What to do.
Rename "x-tick-label" to "x-axis-label" throughout the records below, leaving every other character as it is.

**** Records to process

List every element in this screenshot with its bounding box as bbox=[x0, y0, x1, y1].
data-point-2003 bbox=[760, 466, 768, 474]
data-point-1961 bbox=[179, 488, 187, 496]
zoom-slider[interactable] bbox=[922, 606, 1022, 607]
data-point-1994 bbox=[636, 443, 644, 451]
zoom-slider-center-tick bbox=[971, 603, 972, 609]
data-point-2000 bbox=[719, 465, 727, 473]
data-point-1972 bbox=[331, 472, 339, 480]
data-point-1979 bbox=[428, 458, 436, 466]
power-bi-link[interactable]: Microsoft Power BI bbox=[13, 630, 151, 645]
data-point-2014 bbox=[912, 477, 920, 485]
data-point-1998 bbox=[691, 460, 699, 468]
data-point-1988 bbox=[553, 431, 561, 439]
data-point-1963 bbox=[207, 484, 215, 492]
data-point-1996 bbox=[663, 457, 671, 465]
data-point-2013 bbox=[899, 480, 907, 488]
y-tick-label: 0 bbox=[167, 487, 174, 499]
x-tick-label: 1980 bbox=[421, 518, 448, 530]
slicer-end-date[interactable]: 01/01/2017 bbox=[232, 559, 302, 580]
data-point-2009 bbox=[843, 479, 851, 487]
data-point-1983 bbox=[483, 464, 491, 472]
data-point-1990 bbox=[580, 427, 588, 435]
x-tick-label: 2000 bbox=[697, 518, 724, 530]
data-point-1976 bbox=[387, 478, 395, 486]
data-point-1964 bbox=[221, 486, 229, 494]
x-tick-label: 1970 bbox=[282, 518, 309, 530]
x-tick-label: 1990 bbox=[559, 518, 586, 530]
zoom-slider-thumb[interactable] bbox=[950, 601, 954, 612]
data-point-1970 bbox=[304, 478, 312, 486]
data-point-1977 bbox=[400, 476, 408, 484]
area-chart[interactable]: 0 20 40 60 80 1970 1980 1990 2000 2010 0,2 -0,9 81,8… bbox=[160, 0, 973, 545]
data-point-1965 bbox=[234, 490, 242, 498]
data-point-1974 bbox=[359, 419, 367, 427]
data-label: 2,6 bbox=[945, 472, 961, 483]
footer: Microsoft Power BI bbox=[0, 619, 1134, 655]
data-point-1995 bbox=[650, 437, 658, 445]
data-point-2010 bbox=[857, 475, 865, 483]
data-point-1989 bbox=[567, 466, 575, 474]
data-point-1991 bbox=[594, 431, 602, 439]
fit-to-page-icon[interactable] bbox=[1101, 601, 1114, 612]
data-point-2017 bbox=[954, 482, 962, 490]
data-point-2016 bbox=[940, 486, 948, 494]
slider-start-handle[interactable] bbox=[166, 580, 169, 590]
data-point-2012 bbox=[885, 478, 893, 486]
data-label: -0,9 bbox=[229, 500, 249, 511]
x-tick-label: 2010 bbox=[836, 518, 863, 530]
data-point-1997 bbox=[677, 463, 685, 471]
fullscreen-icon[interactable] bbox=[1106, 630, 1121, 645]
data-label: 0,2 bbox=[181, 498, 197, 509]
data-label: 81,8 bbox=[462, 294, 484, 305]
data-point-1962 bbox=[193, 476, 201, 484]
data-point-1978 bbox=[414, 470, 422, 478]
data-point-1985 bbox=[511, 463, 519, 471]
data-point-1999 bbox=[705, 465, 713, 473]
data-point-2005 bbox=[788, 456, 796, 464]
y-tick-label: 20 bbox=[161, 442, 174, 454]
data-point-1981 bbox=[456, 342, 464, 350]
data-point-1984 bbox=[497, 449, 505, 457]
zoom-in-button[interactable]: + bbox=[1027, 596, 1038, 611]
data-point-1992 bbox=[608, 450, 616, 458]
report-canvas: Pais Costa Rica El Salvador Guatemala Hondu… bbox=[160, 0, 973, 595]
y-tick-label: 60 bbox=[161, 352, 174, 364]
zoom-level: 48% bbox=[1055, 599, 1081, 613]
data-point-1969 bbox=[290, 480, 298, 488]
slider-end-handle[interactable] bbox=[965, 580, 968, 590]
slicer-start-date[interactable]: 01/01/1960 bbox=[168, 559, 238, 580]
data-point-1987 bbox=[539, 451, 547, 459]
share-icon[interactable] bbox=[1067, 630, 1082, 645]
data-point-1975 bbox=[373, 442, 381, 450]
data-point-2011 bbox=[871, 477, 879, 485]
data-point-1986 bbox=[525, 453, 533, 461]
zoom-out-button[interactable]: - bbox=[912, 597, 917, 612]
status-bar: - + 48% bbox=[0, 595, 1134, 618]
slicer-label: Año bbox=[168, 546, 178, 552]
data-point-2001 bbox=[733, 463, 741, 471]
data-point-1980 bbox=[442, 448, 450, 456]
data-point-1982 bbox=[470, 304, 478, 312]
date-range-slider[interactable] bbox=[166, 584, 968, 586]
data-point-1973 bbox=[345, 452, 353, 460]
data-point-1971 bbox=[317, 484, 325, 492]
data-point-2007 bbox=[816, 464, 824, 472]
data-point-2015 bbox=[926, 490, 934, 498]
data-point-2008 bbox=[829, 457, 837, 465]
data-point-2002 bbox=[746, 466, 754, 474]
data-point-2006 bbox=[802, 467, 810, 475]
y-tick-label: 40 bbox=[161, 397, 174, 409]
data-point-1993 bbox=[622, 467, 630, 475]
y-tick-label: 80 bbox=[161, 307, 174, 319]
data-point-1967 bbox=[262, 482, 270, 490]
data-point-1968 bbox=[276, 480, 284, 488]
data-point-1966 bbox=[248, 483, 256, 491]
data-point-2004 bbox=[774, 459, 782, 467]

********

Solution to the exercise.
List every element in this screenshot with its bounding box as bbox=[x0, y0, x1, y1].
data-point-2003 bbox=[760, 466, 768, 474]
data-point-1961 bbox=[179, 488, 187, 496]
zoom-slider[interactable] bbox=[922, 606, 1022, 607]
data-point-1994 bbox=[636, 443, 644, 451]
zoom-slider-center-tick bbox=[971, 603, 972, 609]
data-point-2000 bbox=[719, 465, 727, 473]
data-point-1972 bbox=[331, 472, 339, 480]
data-point-1979 bbox=[428, 458, 436, 466]
power-bi-link[interactable]: Microsoft Power BI bbox=[13, 630, 151, 645]
data-point-2014 bbox=[912, 477, 920, 485]
data-point-1998 bbox=[691, 460, 699, 468]
data-point-1988 bbox=[553, 431, 561, 439]
data-point-1963 bbox=[207, 484, 215, 492]
data-point-1996 bbox=[663, 457, 671, 465]
data-point-2013 bbox=[899, 480, 907, 488]
y-tick-label: 0 bbox=[167, 487, 174, 499]
x-axis-label: 1980 bbox=[421, 518, 448, 530]
slicer-end-date[interactable]: 01/01/2017 bbox=[232, 559, 302, 580]
data-point-2009 bbox=[843, 479, 851, 487]
data-point-1983 bbox=[483, 464, 491, 472]
data-point-1990 bbox=[580, 427, 588, 435]
x-axis-label: 2000 bbox=[697, 518, 724, 530]
data-point-1976 bbox=[387, 478, 395, 486]
data-point-1964 bbox=[221, 486, 229, 494]
x-axis-label: 1970 bbox=[282, 518, 309, 530]
x-axis-label: 1990 bbox=[559, 518, 586, 530]
zoom-slider-thumb[interactable] bbox=[950, 601, 954, 612]
data-point-1970 bbox=[304, 478, 312, 486]
data-point-1977 bbox=[400, 476, 408, 484]
area-chart[interactable]: 0 20 40 60 80 1970 1980 1990 2000 2010 0,2 -0,9 81,8… bbox=[160, 0, 973, 545]
data-point-1965 bbox=[234, 490, 242, 498]
data-point-1974 bbox=[359, 419, 367, 427]
data-label: 2,6 bbox=[945, 472, 961, 483]
footer: Microsoft Power BI bbox=[0, 619, 1134, 655]
data-point-1995 bbox=[650, 437, 658, 445]
data-point-2010 bbox=[857, 475, 865, 483]
data-point-1989 bbox=[567, 466, 575, 474]
data-point-1991 bbox=[594, 431, 602, 439]
fit-to-page-icon[interactable] bbox=[1101, 601, 1114, 612]
data-point-2017 bbox=[954, 482, 962, 490]
data-point-2016 bbox=[940, 486, 948, 494]
slider-start-handle[interactable] bbox=[166, 580, 169, 590]
data-point-2012 bbox=[885, 478, 893, 486]
data-label: -0,9 bbox=[229, 500, 249, 511]
x-axis-label: 2010 bbox=[836, 518, 863, 530]
data-point-1997 bbox=[677, 463, 685, 471]
fullscreen-icon[interactable] bbox=[1106, 630, 1121, 645]
data-label: 0,2 bbox=[181, 498, 197, 509]
data-label: 81,8 bbox=[462, 294, 484, 305]
data-point-1962 bbox=[193, 476, 201, 484]
data-point-1978 bbox=[414, 470, 422, 478]
data-point-1985 bbox=[511, 463, 519, 471]
data-point-1999 bbox=[705, 465, 713, 473]
data-point-2005 bbox=[788, 456, 796, 464]
y-tick-label: 20 bbox=[161, 442, 174, 454]
data-point-1981 bbox=[456, 342, 464, 350]
data-point-1984 bbox=[497, 449, 505, 457]
zoom-in-button[interactable]: + bbox=[1027, 596, 1038, 611]
data-point-1992 bbox=[608, 450, 616, 458]
report-canvas: Pais Costa Rica El Salvador Guatemala Hondu… bbox=[160, 0, 973, 595]
y-tick-label: 60 bbox=[161, 352, 174, 364]
zoom-level: 48% bbox=[1055, 599, 1081, 613]
data-point-1969 bbox=[290, 480, 298, 488]
slider-end-handle[interactable] bbox=[965, 580, 968, 590]
slicer-start-date[interactable]: 01/01/1960 bbox=[168, 559, 238, 580]
data-point-1987 bbox=[539, 451, 547, 459]
share-icon[interactable] bbox=[1067, 630, 1082, 645]
data-point-1975 bbox=[373, 442, 381, 450]
data-point-2011 bbox=[871, 477, 879, 485]
data-point-1986 bbox=[525, 453, 533, 461]
zoom-out-button[interactable]: - bbox=[912, 597, 917, 612]
status-bar: - + 48% bbox=[0, 595, 1134, 618]
slicer-label: Año bbox=[168, 546, 178, 552]
data-point-2001 bbox=[733, 463, 741, 471]
data-point-1980 bbox=[442, 448, 450, 456]
data-point-1982 bbox=[470, 304, 478, 312]
date-range-slider[interactable] bbox=[166, 584, 968, 586]
data-point-1973 bbox=[345, 452, 353, 460]
data-point-1971 bbox=[317, 484, 325, 492]
data-point-2007 bbox=[816, 464, 824, 472]
data-point-2015 bbox=[926, 490, 934, 498]
data-point-2008 bbox=[829, 457, 837, 465]
data-point-2002 bbox=[746, 466, 754, 474]
data-point-2006 bbox=[802, 467, 810, 475]
y-tick-label: 40 bbox=[161, 397, 174, 409]
data-point-1993 bbox=[622, 467, 630, 475]
y-tick-label: 80 bbox=[161, 307, 174, 319]
data-point-1967 bbox=[262, 482, 270, 490]
data-point-1968 bbox=[276, 480, 284, 488]
data-point-1966 bbox=[248, 483, 256, 491]
data-point-2004 bbox=[774, 459, 782, 467]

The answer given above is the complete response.